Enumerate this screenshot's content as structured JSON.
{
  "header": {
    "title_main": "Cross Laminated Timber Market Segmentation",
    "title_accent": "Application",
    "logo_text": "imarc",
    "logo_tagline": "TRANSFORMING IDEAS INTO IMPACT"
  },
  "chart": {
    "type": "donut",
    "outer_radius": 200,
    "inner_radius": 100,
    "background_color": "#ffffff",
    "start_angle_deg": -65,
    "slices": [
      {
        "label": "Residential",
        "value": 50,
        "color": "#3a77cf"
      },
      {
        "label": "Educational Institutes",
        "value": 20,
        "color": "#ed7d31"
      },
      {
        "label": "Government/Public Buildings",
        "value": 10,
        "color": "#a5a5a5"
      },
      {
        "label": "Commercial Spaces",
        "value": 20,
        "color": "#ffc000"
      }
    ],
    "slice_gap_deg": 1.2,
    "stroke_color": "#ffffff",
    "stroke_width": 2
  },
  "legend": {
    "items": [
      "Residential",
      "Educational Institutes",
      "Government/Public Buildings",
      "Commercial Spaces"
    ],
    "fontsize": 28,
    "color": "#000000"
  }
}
================
Write down every line of the data above that includes the string "Spaces".

        "label": "Commercial Spaces",
      "Commercial Spaces"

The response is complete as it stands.